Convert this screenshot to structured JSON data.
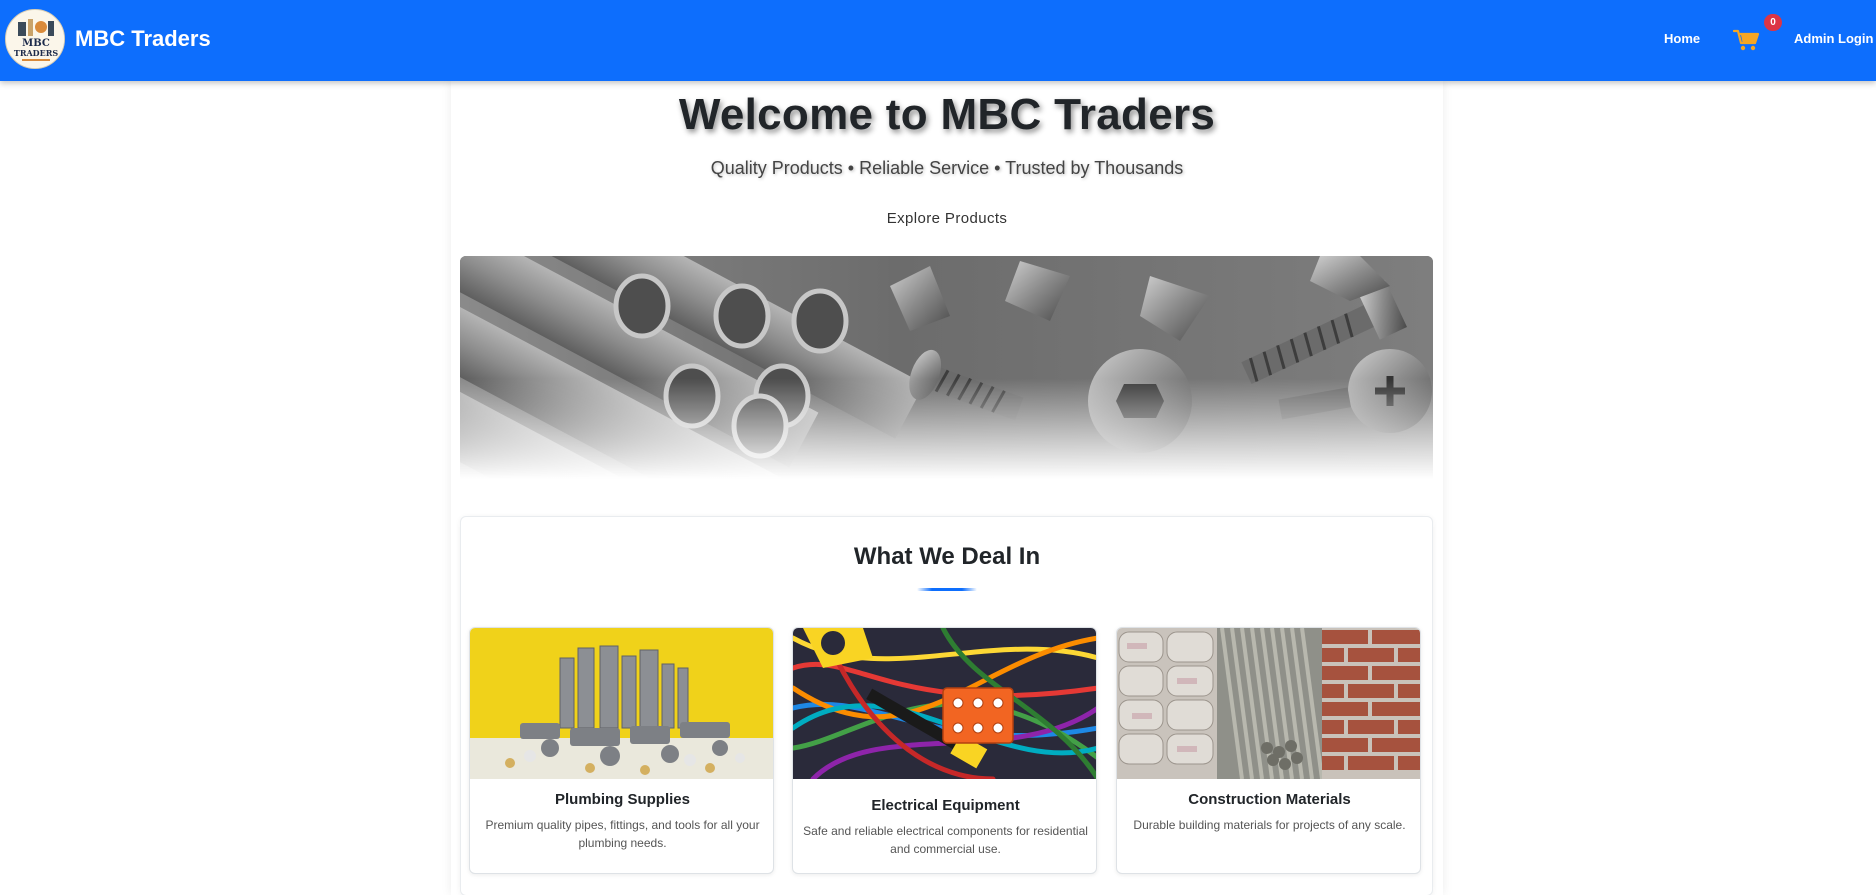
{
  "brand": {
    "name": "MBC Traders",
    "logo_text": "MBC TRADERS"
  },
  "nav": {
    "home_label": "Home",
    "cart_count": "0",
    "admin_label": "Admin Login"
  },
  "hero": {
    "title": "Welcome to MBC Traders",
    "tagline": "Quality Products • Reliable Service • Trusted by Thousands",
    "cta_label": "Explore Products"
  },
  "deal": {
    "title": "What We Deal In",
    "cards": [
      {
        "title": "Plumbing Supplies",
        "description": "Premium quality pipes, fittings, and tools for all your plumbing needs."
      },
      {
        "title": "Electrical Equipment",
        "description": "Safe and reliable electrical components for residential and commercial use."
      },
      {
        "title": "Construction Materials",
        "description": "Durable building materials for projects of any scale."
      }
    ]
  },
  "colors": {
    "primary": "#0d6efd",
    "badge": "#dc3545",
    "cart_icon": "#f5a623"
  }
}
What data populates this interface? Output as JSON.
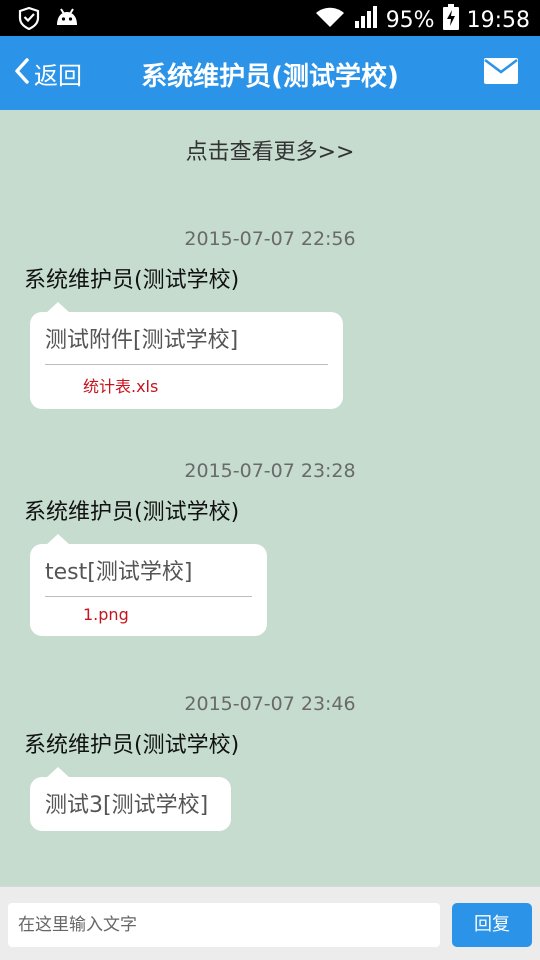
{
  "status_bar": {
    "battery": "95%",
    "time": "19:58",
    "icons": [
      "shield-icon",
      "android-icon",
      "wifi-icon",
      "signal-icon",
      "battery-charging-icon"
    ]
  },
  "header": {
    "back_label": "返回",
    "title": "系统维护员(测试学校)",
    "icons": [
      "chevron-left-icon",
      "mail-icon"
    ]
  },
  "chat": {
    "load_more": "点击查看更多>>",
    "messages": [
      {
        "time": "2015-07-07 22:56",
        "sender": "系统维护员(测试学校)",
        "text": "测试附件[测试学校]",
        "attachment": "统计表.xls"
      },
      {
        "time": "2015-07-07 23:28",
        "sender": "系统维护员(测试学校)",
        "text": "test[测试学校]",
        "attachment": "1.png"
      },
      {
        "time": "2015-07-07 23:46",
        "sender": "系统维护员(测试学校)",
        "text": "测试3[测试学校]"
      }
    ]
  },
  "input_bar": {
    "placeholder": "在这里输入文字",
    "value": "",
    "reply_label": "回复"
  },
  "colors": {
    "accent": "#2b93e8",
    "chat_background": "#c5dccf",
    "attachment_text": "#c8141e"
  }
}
* * *
Using the listing above, work out how many of its lines include "this", and give only the result.

2